- Work instructions: Omit the images. Copy each entry word for word.

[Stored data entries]
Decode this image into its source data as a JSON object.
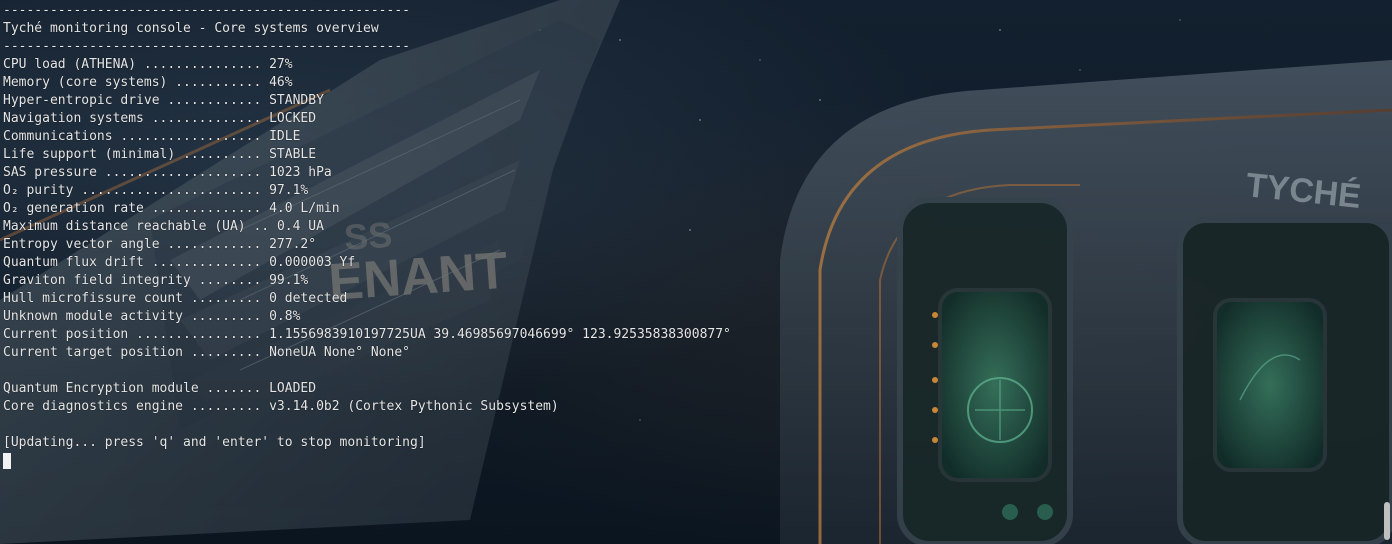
{
  "terminal": {
    "separator_top": "----------------------------------------------------",
    "title": "Tyché monitoring console - Core systems overview",
    "separator_bottom": "----------------------------------------------------",
    "rows": [
      {
        "label": "CPU load (ATHENA) ...............",
        "value": "27%"
      },
      {
        "label": "Memory (core systems) ...........",
        "value": "46%"
      },
      {
        "label": "Hyper-entropic drive ............",
        "value": "STANDBY"
      },
      {
        "label": "Navigation systems ..............",
        "value": "LOCKED"
      },
      {
        "label": "Communications ..................",
        "value": "IDLE"
      },
      {
        "label": "Life support (minimal) ..........",
        "value": "STABLE"
      },
      {
        "label": "SAS pressure ....................",
        "value": "1023 hPa"
      },
      {
        "label": "O₂ purity .......................",
        "value": "97.1%"
      },
      {
        "label": "O₂ generation rate ..............",
        "value": "4.0 L/min"
      },
      {
        "label": "Maximum distance reachable (UA) ..",
        "value": "0.4 UA"
      },
      {
        "label": "Entropy vector angle ............",
        "value": "277.2°"
      },
      {
        "label": "Quantum flux drift ..............",
        "value": "0.000003 Yf"
      },
      {
        "label": "Graviton field integrity ........",
        "value": "99.1%"
      },
      {
        "label": "Hull microfissure count .........",
        "value": "0 detected"
      },
      {
        "label": "Unknown module activity .........",
        "value": "0.8%"
      },
      {
        "label": "Current position ................",
        "value": "1.1556983910197725UA 39.46985697046699° 123.92535838300877°"
      },
      {
        "label": "Current target position .........",
        "value": "NoneUA None° None°"
      }
    ],
    "modules": [
      {
        "label": "Quantum Encryption module .......",
        "value": "LOADED"
      },
      {
        "label": "Core diagnostics engine .........",
        "value": "v3.14.0b2 (Cortex Pythonic Subsystem)"
      }
    ],
    "prompt": "[Updating... press 'q' and 'enter' to stop monitoring]"
  },
  "wallpaper": {
    "hull_text_1": "TYCHÉ",
    "hull_text_2": "ENANT",
    "hull_text_3": "SS"
  },
  "colors": {
    "text": "#e6e6e6",
    "background": "#0e1a27",
    "screen_glow": "#3fa888",
    "hull_orange": "#c07a3e"
  }
}
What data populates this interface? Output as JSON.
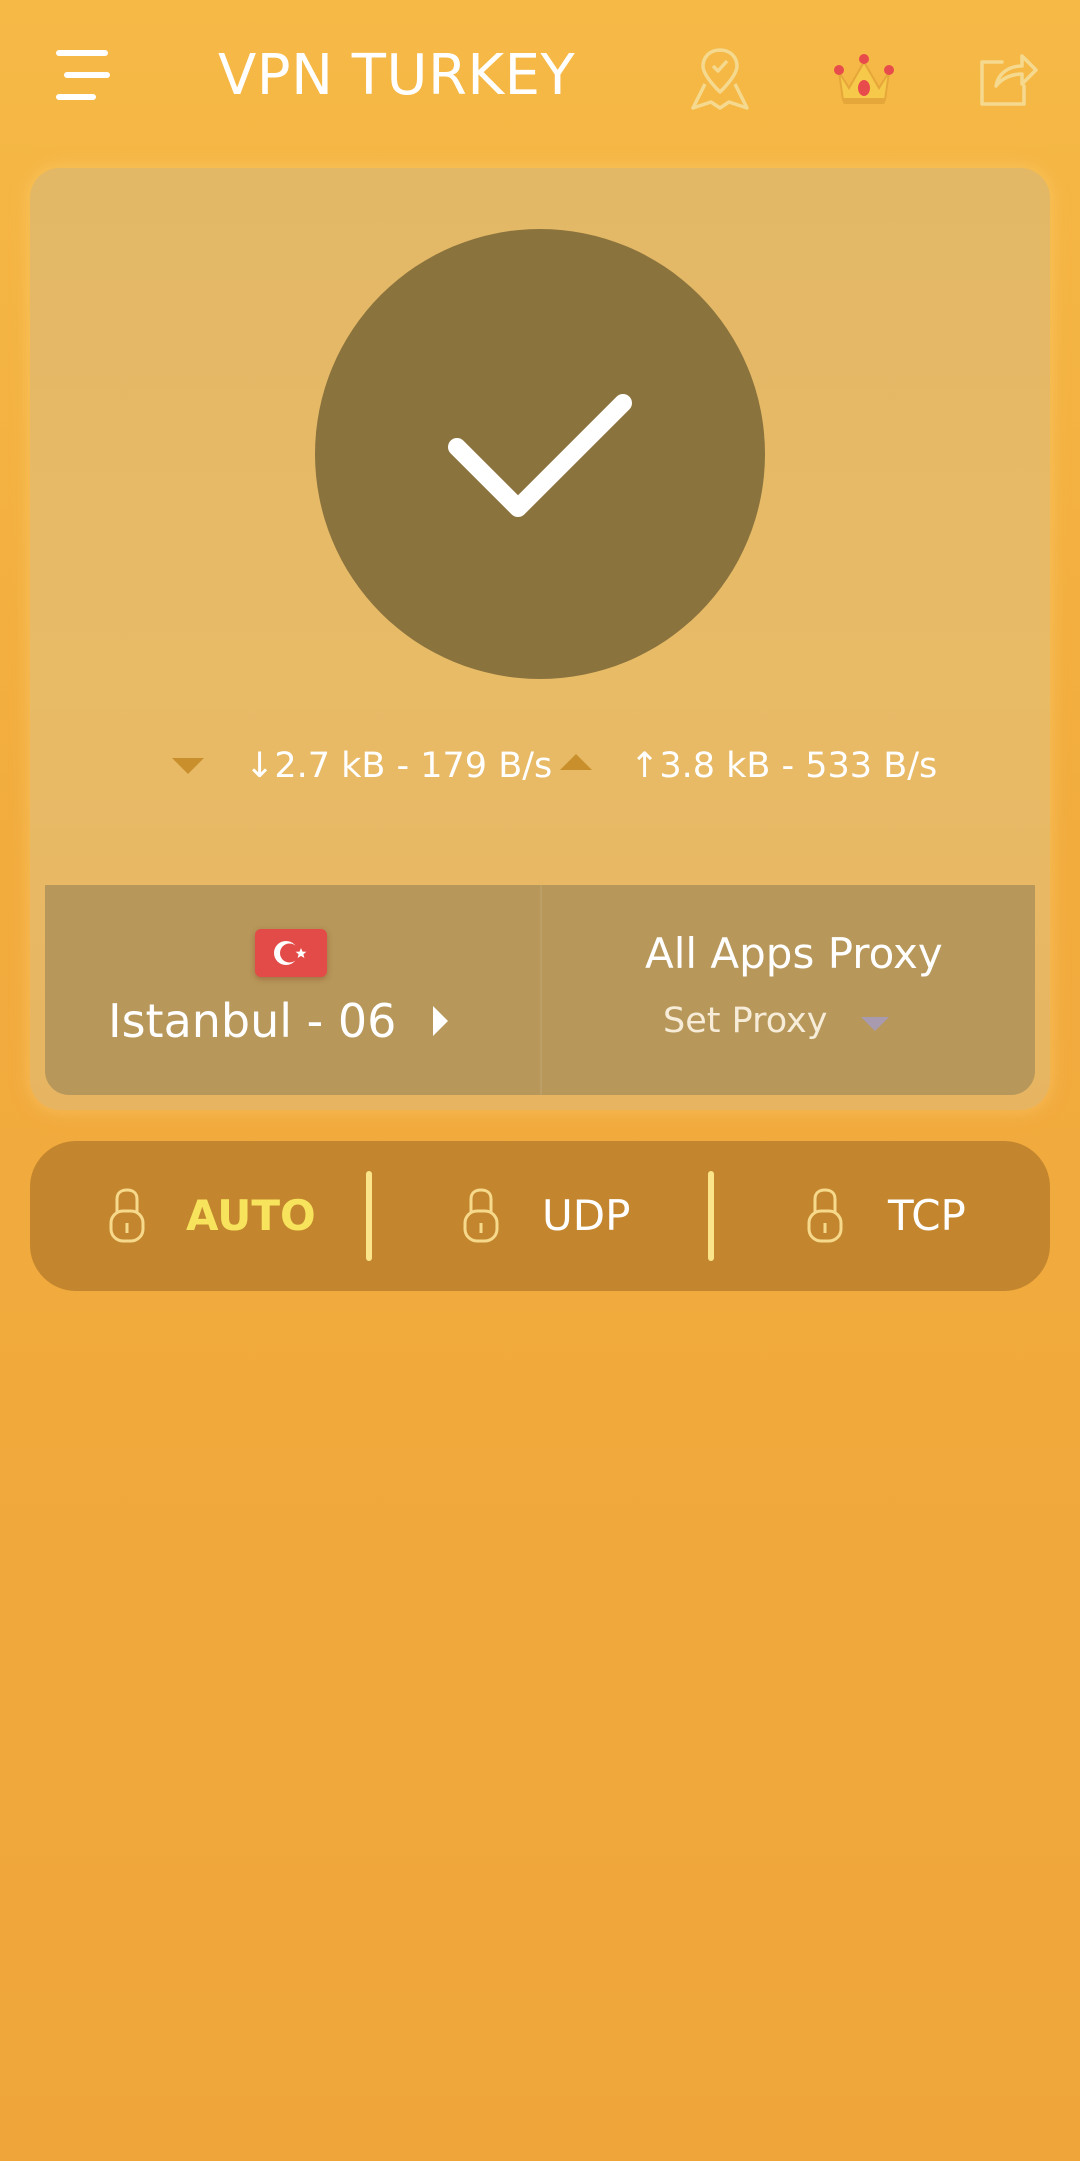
{
  "header": {
    "title": "VPN TURKEY",
    "icons": [
      "menu-icon",
      "map-pin-icon",
      "crown-icon",
      "share-icon"
    ]
  },
  "connection": {
    "status_icon": "checkmark-icon",
    "download_text": "↓2.7 kB - 179 B/s",
    "upload_text": "↑3.8 kB - 533 B/s"
  },
  "server": {
    "flag": "turkey-flag-icon",
    "name": "Istanbul - 06"
  },
  "proxy": {
    "title": "All Apps Proxy",
    "subtitle": "Set Proxy"
  },
  "protocols": [
    {
      "label": "AUTO",
      "active": true
    },
    {
      "label": "UDP",
      "active": false
    },
    {
      "label": "TCP",
      "active": false
    }
  ],
  "colors": {
    "background": "#f2ac3e",
    "card": "#e6b966",
    "connect_circle": "#8a733d",
    "server_panel": "#b7975a",
    "protocol_bar": "#c3862e",
    "active_protocol": "#f8e45c",
    "flag_red": "#e34b48"
  }
}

- Exercise output:
Decode this image into its source data as a JSON object.
{
  "terminal": {
    "separator_top": "----------------------------------------------------",
    "title": "Tyché monitoring console - Core systems overview",
    "separator_bottom": "----------------------------------------------------",
    "rows": [
      {
        "label": "CPU load (ATHENA) ...............",
        "value": "27%"
      },
      {
        "label": "Memory (core systems) ...........",
        "value": "46%"
      },
      {
        "label": "Hyper-entropic drive ............",
        "value": "STANDBY"
      },
      {
        "label": "Navigation systems ..............",
        "value": "LOCKED"
      },
      {
        "label": "Communications ..................",
        "value": "IDLE"
      },
      {
        "label": "Life support (minimal) ..........",
        "value": "STABLE"
      },
      {
        "label": "SAS pressure ....................",
        "value": "1023 hPa"
      },
      {
        "label": "O₂ purity .......................",
        "value": "97.1%"
      },
      {
        "label": "O₂ generation rate ..............",
        "value": "4.0 L/min"
      },
      {
        "label": "Maximum distance reachable (UA) ..",
        "value": "0.4 UA"
      },
      {
        "label": "Entropy vector angle ............",
        "value": "277.2°"
      },
      {
        "label": "Quantum flux drift ..............",
        "value": "0.000003 Yf"
      },
      {
        "label": "Graviton field integrity ........",
        "value": "99.1%"
      },
      {
        "label": "Hull microfissure count .........",
        "value": "0 detected"
      },
      {
        "label": "Unknown module activity .........",
        "value": "0.8%"
      },
      {
        "label": "Current position ................",
        "value": "1.1556983910197725UA 39.46985697046699° 123.92535838300877°"
      },
      {
        "label": "Current target position .........",
        "value": "NoneUA None° None°"
      }
    ],
    "modules": [
      {
        "label": "Quantum Encryption module .......",
        "value": "LOADED"
      },
      {
        "label": "Core diagnostics engine .........",
        "value": "v3.14.0b2 (Cortex Pythonic Subsystem)"
      }
    ],
    "prompt": "[Updating... press 'q' and 'enter' to stop monitoring]"
  },
  "wallpaper": {
    "hull_text_1": "TYCHÉ",
    "hull_text_2": "ENANT",
    "hull_text_3": "SS"
  },
  "colors": {
    "text": "#e6e6e6",
    "background": "#0e1a27",
    "screen_glow": "#3fa888",
    "hull_orange": "#c07a3e"
  }
}
What data populates this interface? Output as JSON.
{
  "header": {
    "title": "VPN TURKEY",
    "icons": [
      "menu-icon",
      "map-pin-icon",
      "crown-icon",
      "share-icon"
    ]
  },
  "connection": {
    "status_icon": "checkmark-icon",
    "download_text": "↓2.7 kB - 179 B/s",
    "upload_text": "↑3.8 kB - 533 B/s"
  },
  "server": {
    "flag": "turkey-flag-icon",
    "name": "Istanbul - 06"
  },
  "proxy": {
    "title": "All Apps Proxy",
    "subtitle": "Set Proxy"
  },
  "protocols": [
    {
      "label": "AUTO",
      "active": true
    },
    {
      "label": "UDP",
      "active": false
    },
    {
      "label": "TCP",
      "active": false
    }
  ],
  "colors": {
    "background": "#f2ac3e",
    "card": "#e6b966",
    "connect_circle": "#8a733d",
    "server_panel": "#b7975a",
    "protocol_bar": "#c3862e",
    "active_protocol": "#f8e45c",
    "flag_red": "#e34b48"
  }
}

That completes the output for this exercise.